→ **Work to do**
Skip the images. Copy the records exactly as written.

-- START OF Data excerpts --

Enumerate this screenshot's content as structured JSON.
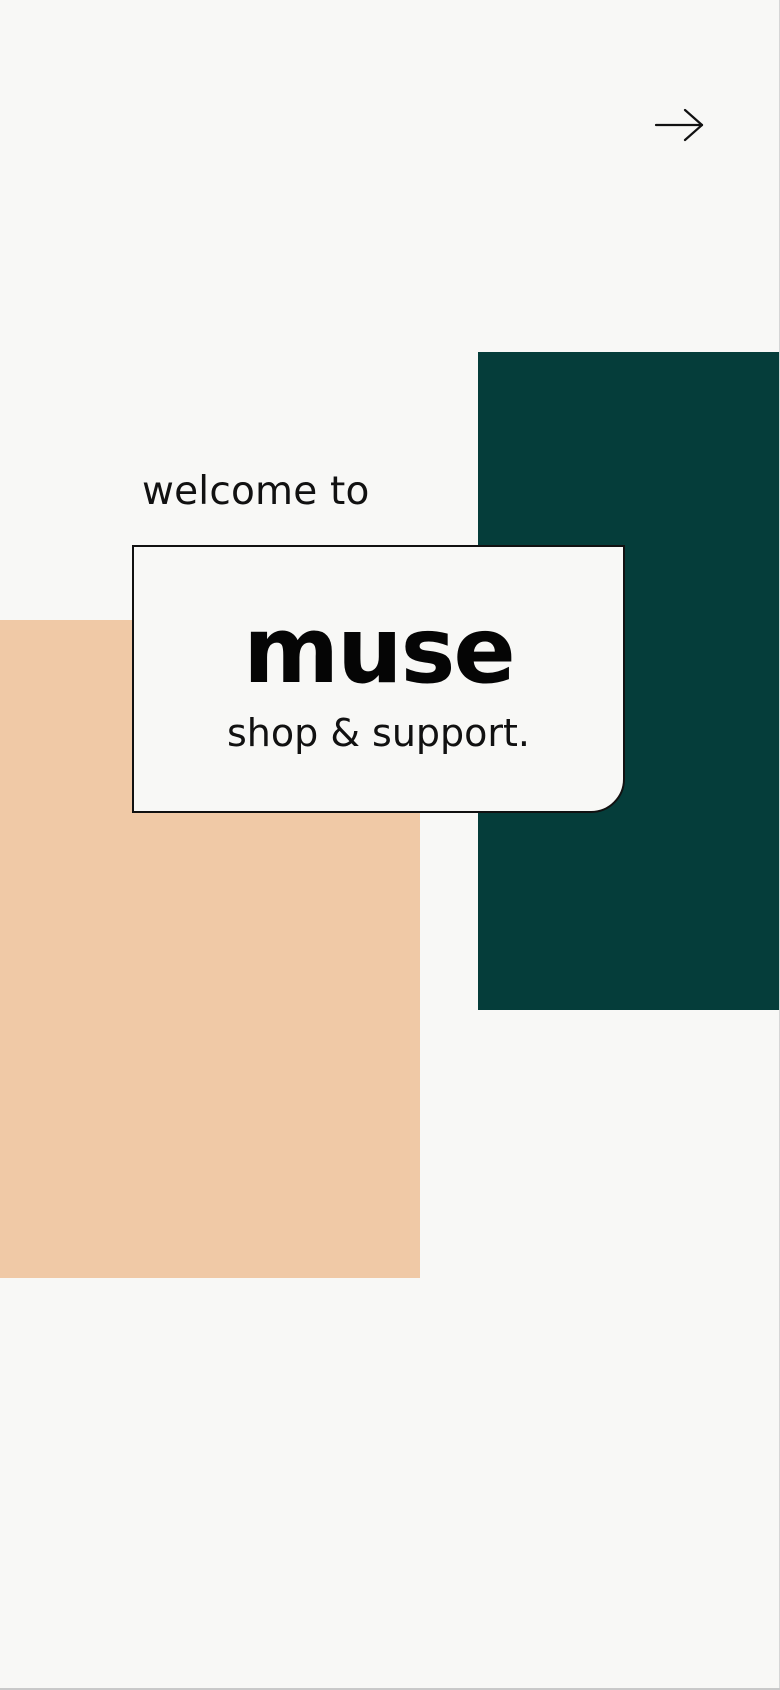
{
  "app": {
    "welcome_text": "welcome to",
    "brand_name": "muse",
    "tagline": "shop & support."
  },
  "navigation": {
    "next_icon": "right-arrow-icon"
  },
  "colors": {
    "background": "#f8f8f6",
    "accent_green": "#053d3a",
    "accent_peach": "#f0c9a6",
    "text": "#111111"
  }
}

-- END OF Data excerpts --

→ **Expected answer**
Enumerate this screenshot's content as structured JSON.
{
  "app": {
    "welcome_text": "welcome to",
    "brand_name": "muse",
    "tagline": "shop & support."
  },
  "navigation": {
    "next_icon": "right-arrow-icon"
  },
  "colors": {
    "background": "#f8f8f6",
    "accent_green": "#053d3a",
    "accent_peach": "#f0c9a6",
    "text": "#111111"
  }
}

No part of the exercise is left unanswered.